» ENTRIES SUPPLIED:
━━━━

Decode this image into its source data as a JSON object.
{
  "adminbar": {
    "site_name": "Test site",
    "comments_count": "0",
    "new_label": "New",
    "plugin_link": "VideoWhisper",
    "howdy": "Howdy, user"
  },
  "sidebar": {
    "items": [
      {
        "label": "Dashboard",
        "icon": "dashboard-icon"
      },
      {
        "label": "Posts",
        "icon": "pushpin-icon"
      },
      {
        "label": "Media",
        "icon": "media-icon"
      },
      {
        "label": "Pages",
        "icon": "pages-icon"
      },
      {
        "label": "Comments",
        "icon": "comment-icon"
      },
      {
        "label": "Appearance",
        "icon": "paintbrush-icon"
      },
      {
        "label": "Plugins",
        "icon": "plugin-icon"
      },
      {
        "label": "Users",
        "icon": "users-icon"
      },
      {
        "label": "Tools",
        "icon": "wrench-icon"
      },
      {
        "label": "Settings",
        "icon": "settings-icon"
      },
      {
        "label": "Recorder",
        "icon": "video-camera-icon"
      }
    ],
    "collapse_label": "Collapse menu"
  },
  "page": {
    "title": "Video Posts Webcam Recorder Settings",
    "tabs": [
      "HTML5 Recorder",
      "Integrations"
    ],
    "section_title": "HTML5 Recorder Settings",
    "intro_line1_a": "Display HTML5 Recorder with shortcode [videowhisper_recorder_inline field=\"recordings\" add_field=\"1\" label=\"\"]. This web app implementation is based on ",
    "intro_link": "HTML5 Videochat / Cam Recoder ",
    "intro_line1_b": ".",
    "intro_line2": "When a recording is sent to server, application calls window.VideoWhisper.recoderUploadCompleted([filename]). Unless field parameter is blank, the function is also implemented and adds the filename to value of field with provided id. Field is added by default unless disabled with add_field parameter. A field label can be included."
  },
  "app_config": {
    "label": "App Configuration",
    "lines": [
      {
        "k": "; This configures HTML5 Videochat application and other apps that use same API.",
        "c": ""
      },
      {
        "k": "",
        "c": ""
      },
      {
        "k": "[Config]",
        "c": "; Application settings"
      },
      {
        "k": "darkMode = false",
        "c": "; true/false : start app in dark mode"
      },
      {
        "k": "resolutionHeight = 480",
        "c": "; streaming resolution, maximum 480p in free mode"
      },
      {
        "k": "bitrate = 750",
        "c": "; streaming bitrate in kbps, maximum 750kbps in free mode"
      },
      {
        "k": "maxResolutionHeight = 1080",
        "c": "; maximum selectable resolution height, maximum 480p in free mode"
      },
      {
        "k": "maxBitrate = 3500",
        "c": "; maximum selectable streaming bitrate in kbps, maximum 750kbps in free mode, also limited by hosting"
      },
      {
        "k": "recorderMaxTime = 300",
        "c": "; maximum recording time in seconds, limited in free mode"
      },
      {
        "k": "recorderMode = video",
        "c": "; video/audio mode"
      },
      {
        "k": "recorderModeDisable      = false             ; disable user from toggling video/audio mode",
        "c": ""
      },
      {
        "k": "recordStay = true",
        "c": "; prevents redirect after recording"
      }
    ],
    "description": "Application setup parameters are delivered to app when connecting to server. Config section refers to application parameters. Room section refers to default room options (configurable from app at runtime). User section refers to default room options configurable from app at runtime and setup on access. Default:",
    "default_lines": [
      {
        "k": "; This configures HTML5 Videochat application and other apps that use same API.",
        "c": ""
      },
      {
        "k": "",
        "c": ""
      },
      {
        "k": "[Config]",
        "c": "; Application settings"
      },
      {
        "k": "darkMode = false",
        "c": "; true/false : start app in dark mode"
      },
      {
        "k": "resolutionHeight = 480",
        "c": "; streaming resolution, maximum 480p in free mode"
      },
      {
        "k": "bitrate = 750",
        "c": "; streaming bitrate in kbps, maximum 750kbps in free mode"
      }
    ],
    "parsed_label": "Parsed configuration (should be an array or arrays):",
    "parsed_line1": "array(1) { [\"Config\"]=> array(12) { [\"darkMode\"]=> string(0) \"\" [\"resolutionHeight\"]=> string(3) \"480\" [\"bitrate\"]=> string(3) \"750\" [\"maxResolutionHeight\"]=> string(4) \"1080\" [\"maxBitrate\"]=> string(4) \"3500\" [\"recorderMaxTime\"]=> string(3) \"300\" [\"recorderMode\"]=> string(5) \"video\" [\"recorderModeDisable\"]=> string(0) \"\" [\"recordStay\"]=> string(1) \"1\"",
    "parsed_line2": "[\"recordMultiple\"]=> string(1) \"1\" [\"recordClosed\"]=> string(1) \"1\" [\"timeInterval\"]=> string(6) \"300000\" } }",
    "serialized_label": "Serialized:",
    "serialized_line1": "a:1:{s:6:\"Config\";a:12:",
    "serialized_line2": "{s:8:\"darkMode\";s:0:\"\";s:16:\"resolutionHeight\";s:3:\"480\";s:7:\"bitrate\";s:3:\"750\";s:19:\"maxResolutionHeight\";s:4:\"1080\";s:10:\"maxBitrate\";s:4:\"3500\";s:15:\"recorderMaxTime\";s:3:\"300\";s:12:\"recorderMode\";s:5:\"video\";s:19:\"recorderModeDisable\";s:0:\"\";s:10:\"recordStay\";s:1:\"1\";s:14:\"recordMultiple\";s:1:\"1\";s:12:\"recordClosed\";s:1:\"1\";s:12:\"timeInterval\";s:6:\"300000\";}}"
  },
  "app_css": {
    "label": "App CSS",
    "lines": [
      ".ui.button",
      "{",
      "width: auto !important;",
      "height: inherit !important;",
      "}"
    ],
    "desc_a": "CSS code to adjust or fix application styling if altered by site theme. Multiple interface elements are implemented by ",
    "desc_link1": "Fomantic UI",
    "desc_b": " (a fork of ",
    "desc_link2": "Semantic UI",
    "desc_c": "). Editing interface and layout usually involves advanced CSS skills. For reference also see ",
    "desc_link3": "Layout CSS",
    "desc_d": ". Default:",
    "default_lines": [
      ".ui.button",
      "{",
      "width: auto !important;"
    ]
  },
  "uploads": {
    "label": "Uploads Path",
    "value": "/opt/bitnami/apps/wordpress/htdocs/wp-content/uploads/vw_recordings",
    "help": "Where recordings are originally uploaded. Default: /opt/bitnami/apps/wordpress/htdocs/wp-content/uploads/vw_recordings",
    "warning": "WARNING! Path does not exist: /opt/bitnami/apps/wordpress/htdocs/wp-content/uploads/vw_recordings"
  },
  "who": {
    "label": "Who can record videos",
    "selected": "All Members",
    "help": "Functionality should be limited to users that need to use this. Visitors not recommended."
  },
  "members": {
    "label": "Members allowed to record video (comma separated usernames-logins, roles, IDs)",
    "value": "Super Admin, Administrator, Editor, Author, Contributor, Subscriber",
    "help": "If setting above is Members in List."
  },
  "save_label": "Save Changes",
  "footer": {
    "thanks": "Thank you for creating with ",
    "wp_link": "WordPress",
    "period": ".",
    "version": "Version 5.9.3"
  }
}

━━━━

Search the data for "interface". Copy every line that has it.

» EXERCISE ANSWER:
    "desc_a": "CSS code to adjust or fix application styling if altered by site theme. Multiple interface elements are implemented by ",
    "desc_c": "). Editing interface and layout usually involves advanced CSS skills. For reference also see ",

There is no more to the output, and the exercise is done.